- [Directions]
For the entries below, state how many lines include the string "mottled", and write nothing besides that number.

§ §

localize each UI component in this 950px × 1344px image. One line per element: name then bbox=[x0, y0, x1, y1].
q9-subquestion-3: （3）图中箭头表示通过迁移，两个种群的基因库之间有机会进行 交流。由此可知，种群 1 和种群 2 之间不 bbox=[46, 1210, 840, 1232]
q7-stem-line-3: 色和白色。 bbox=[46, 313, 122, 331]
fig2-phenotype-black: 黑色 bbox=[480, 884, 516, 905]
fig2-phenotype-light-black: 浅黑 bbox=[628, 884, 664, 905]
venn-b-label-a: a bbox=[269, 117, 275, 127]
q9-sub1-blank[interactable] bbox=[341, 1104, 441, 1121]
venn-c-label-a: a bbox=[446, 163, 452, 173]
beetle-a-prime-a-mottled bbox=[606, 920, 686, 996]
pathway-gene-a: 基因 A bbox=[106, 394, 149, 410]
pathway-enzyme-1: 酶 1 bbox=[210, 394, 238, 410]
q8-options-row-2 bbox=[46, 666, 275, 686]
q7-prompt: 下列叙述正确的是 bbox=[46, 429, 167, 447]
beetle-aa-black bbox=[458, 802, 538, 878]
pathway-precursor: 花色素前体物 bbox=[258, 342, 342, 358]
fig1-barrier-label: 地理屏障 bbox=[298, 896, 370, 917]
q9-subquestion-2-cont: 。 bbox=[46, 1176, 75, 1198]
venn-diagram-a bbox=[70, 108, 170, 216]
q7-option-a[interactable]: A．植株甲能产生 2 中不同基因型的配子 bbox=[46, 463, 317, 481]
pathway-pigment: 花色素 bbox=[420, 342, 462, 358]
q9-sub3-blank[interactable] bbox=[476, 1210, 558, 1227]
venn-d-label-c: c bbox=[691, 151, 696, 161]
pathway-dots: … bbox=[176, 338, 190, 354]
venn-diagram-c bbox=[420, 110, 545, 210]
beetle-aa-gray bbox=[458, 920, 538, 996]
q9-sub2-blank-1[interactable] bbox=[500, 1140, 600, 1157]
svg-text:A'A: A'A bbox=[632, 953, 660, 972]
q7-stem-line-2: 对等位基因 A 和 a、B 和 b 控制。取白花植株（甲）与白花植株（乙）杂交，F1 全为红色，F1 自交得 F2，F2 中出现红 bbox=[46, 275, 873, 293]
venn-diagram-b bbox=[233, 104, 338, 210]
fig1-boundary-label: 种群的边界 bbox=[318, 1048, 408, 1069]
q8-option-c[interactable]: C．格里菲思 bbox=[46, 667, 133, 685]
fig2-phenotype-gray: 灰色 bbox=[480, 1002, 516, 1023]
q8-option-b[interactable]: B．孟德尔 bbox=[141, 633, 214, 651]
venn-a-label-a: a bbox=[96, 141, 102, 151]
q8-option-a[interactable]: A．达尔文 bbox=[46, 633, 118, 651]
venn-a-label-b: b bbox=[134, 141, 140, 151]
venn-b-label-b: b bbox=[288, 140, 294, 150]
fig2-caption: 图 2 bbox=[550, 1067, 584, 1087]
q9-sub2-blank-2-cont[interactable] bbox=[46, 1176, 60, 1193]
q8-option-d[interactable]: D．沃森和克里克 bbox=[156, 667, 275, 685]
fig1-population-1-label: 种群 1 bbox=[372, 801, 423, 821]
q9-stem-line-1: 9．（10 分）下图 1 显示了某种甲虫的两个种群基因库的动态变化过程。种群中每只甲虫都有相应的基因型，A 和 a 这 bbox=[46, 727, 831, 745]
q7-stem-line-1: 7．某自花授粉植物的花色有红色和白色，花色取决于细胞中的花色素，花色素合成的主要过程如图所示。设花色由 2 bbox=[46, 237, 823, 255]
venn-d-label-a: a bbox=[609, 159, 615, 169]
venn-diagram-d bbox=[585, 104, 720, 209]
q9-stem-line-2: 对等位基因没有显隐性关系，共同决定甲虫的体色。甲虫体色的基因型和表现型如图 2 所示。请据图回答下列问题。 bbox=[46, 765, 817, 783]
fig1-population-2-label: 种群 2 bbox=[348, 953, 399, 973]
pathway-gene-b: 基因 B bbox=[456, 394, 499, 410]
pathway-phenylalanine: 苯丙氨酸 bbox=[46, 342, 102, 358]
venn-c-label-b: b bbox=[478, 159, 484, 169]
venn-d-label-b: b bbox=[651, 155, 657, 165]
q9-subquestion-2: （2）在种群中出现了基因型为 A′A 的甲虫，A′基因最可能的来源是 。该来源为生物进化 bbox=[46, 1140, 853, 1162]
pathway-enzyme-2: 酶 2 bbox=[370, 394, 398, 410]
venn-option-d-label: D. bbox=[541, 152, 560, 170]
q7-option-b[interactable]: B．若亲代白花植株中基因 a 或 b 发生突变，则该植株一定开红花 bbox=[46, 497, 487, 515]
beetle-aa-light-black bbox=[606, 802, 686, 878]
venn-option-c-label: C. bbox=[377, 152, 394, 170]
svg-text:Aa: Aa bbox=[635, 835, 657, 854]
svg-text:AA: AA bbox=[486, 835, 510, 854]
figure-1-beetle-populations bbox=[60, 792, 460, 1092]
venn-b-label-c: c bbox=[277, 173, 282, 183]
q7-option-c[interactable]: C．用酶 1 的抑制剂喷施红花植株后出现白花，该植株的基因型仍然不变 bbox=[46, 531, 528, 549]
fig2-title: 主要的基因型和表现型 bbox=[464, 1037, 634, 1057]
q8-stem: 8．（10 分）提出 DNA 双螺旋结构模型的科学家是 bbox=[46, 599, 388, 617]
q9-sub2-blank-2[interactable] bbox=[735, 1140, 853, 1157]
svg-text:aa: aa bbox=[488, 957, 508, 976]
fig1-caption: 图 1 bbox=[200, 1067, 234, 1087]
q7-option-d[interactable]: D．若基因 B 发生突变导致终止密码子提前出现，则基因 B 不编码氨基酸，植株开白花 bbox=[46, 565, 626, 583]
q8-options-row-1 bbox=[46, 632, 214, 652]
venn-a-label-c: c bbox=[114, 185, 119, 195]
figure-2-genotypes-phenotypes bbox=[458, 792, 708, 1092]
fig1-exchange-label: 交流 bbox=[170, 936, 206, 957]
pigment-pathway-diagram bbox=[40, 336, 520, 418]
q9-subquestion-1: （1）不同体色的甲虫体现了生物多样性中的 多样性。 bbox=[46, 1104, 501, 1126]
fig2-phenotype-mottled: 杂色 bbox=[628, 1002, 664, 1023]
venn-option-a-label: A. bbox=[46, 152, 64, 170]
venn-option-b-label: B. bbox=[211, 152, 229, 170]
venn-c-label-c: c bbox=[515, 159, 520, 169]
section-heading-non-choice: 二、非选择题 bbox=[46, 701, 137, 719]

§ §

- [Answer to this exercise]
2